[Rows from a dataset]

********

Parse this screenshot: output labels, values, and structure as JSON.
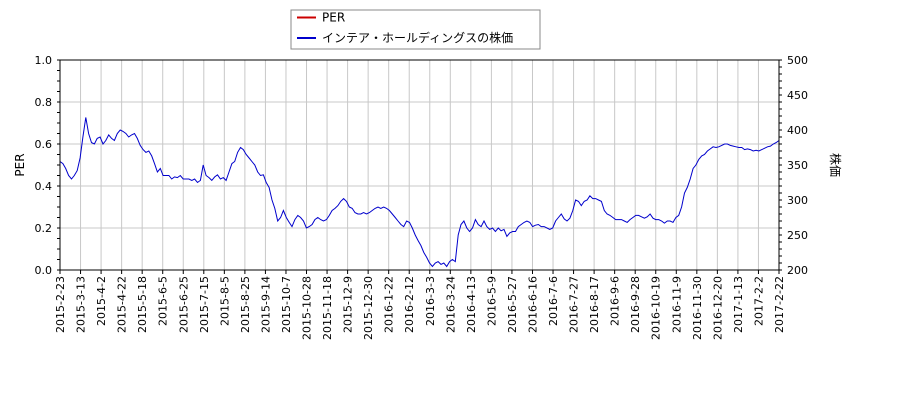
{
  "chart_data": {
    "type": "line",
    "colors": {
      "per": "#cc0000",
      "price": "#0000cc"
    },
    "legend_placement": "top-center",
    "grid": true,
    "y_left": {
      "label": "PER",
      "range": [
        0.0,
        1.0
      ],
      "ticks": [
        "0.0",
        "0.2",
        "0.4",
        "0.6",
        "0.8",
        "1.0"
      ]
    },
    "y_right": {
      "label": "株価",
      "range": [
        200,
        500
      ],
      "ticks": [
        "200",
        "250",
        "300",
        "350",
        "400",
        "450",
        "500"
      ]
    },
    "x_ticks": [
      "2015-2-23",
      "2015-3-13",
      "2015-4-2",
      "2015-4-22",
      "2015-5-18",
      "2015-6-5",
      "2015-6-25",
      "2015-7-15",
      "2015-8-5",
      "2015-8-25",
      "2015-9-14",
      "2015-10-7",
      "2015-10-28",
      "2015-11-18",
      "2015-12-9",
      "2015-12-30",
      "2016-1-22",
      "2016-2-12",
      "2016-3-3",
      "2016-3-24",
      "2016-4-13",
      "2016-5-9",
      "2016-5-27",
      "2016-6-16",
      "2016-7-6",
      "2016-7-27",
      "2016-8-17",
      "2016-9-6",
      "2016-9-28",
      "2016-10-19",
      "2016-11-9",
      "2016-11-30",
      "2016-12-20",
      "2017-1-13",
      "2017-2-2",
      "2017-2-22"
    ],
    "series": [
      {
        "name": "PER",
        "axis": "left",
        "values": []
      },
      {
        "name": "インテア・ホールディングスの株価",
        "axis": "right",
        "values": [
          355,
          352,
          345,
          335,
          330,
          335,
          342,
          360,
          390,
          418,
          395,
          382,
          380,
          388,
          390,
          380,
          385,
          393,
          388,
          385,
          395,
          400,
          398,
          395,
          390,
          393,
          395,
          388,
          378,
          372,
          368,
          370,
          363,
          352,
          340,
          345,
          335,
          335,
          335,
          330,
          333,
          332,
          335,
          330,
          330,
          330,
          328,
          330,
          325,
          328,
          350,
          335,
          332,
          328,
          333,
          336,
          330,
          332,
          328,
          340,
          352,
          355,
          368,
          375,
          372,
          365,
          360,
          355,
          350,
          340,
          335,
          336,
          325,
          318,
          300,
          288,
          270,
          275,
          285,
          275,
          268,
          262,
          272,
          278,
          275,
          270,
          260,
          262,
          265,
          272,
          275,
          272,
          270,
          272,
          278,
          285,
          288,
          292,
          298,
          302,
          298,
          290,
          288,
          282,
          280,
          280,
          282,
          280,
          282,
          285,
          288,
          290,
          288,
          290,
          288,
          285,
          280,
          275,
          270,
          265,
          262,
          270,
          268,
          260,
          250,
          242,
          235,
          225,
          218,
          210,
          205,
          210,
          212,
          208,
          210,
          205,
          212,
          215,
          212,
          250,
          265,
          270,
          260,
          255,
          260,
          272,
          265,
          262,
          270,
          262,
          258,
          260,
          255,
          260,
          256,
          258,
          248,
          253,
          255,
          255,
          262,
          265,
          268,
          270,
          268,
          262,
          264,
          265,
          262,
          262,
          260,
          258,
          260,
          270,
          275,
          280,
          273,
          270,
          274,
          285,
          300,
          298,
          292,
          298,
          300,
          306,
          302,
          302,
          300,
          298,
          285,
          280,
          278,
          275,
          272,
          272,
          272,
          270,
          268,
          272,
          275,
          278,
          278,
          276,
          274,
          276,
          280,
          274,
          272,
          272,
          270,
          267,
          270,
          270,
          268,
          275,
          278,
          290,
          310,
          318,
          330,
          345,
          350,
          358,
          363,
          365,
          370,
          373,
          376,
          375,
          376,
          378,
          380,
          380,
          378,
          377,
          376,
          375,
          375,
          372,
          373,
          372,
          370,
          371,
          370,
          372,
          374,
          376,
          377,
          380,
          382,
          385
        ]
      }
    ]
  },
  "legend": {
    "items": [
      {
        "label": "PER",
        "color": "#cc0000"
      },
      {
        "label": "インテア・ホールディングスの株価",
        "color": "#0000cc"
      }
    ]
  }
}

********

__Direction__. Apart from the pictures, the entries above are to be repeated in full and exactly.

__Solution for this exercise__.
Parse this screenshot: output labels, values, and structure as JSON.
{
  "chart_data": {
    "type": "line",
    "colors": {
      "per": "#cc0000",
      "price": "#0000cc"
    },
    "legend_placement": "top-center",
    "grid": true,
    "y_left": {
      "label": "PER",
      "range": [
        0.0,
        1.0
      ],
      "ticks": [
        "0.0",
        "0.2",
        "0.4",
        "0.6",
        "0.8",
        "1.0"
      ]
    },
    "y_right": {
      "label": "株価",
      "range": [
        200,
        500
      ],
      "ticks": [
        "200",
        "250",
        "300",
        "350",
        "400",
        "450",
        "500"
      ]
    },
    "x_ticks": [
      "2015-2-23",
      "2015-3-13",
      "2015-4-2",
      "2015-4-22",
      "2015-5-18",
      "2015-6-5",
      "2015-6-25",
      "2015-7-15",
      "2015-8-5",
      "2015-8-25",
      "2015-9-14",
      "2015-10-7",
      "2015-10-28",
      "2015-11-18",
      "2015-12-9",
      "2015-12-30",
      "2016-1-22",
      "2016-2-12",
      "2016-3-3",
      "2016-3-24",
      "2016-4-13",
      "2016-5-9",
      "2016-5-27",
      "2016-6-16",
      "2016-7-6",
      "2016-7-27",
      "2016-8-17",
      "2016-9-6",
      "2016-9-28",
      "2016-10-19",
      "2016-11-9",
      "2016-11-30",
      "2016-12-20",
      "2017-1-13",
      "2017-2-2",
      "2017-2-22"
    ],
    "series": [
      {
        "name": "PER",
        "axis": "left",
        "values": []
      },
      {
        "name": "インテア・ホールディングスの株価",
        "axis": "right",
        "values": [
          355,
          352,
          345,
          335,
          330,
          335,
          342,
          360,
          390,
          418,
          395,
          382,
          380,
          388,
          390,
          380,
          385,
          393,
          388,
          385,
          395,
          400,
          398,
          395,
          390,
          393,
          395,
          388,
          378,
          372,
          368,
          370,
          363,
          352,
          340,
          345,
          335,
          335,
          335,
          330,
          333,
          332,
          335,
          330,
          330,
          330,
          328,
          330,
          325,
          328,
          350,
          335,
          332,
          328,
          333,
          336,
          330,
          332,
          328,
          340,
          352,
          355,
          368,
          375,
          372,
          365,
          360,
          355,
          350,
          340,
          335,
          336,
          325,
          318,
          300,
          288,
          270,
          275,
          285,
          275,
          268,
          262,
          272,
          278,
          275,
          270,
          260,
          262,
          265,
          272,
          275,
          272,
          270,
          272,
          278,
          285,
          288,
          292,
          298,
          302,
          298,
          290,
          288,
          282,
          280,
          280,
          282,
          280,
          282,
          285,
          288,
          290,
          288,
          290,
          288,
          285,
          280,
          275,
          270,
          265,
          262,
          270,
          268,
          260,
          250,
          242,
          235,
          225,
          218,
          210,
          205,
          210,
          212,
          208,
          210,
          205,
          212,
          215,
          212,
          250,
          265,
          270,
          260,
          255,
          260,
          272,
          265,
          262,
          270,
          262,
          258,
          260,
          255,
          260,
          256,
          258,
          248,
          253,
          255,
          255,
          262,
          265,
          268,
          270,
          268,
          262,
          264,
          265,
          262,
          262,
          260,
          258,
          260,
          270,
          275,
          280,
          273,
          270,
          274,
          285,
          300,
          298,
          292,
          298,
          300,
          306,
          302,
          302,
          300,
          298,
          285,
          280,
          278,
          275,
          272,
          272,
          272,
          270,
          268,
          272,
          275,
          278,
          278,
          276,
          274,
          276,
          280,
          274,
          272,
          272,
          270,
          267,
          270,
          270,
          268,
          275,
          278,
          290,
          310,
          318,
          330,
          345,
          350,
          358,
          363,
          365,
          370,
          373,
          376,
          375,
          376,
          378,
          380,
          380,
          378,
          377,
          376,
          375,
          375,
          372,
          373,
          372,
          370,
          371,
          370,
          372,
          374,
          376,
          377,
          380,
          382,
          385
        ]
      }
    ]
  },
  "legend": {
    "items": [
      {
        "label": "PER",
        "color": "#cc0000"
      },
      {
        "label": "インテア・ホールディングスの株価",
        "color": "#0000cc"
      }
    ]
  }
}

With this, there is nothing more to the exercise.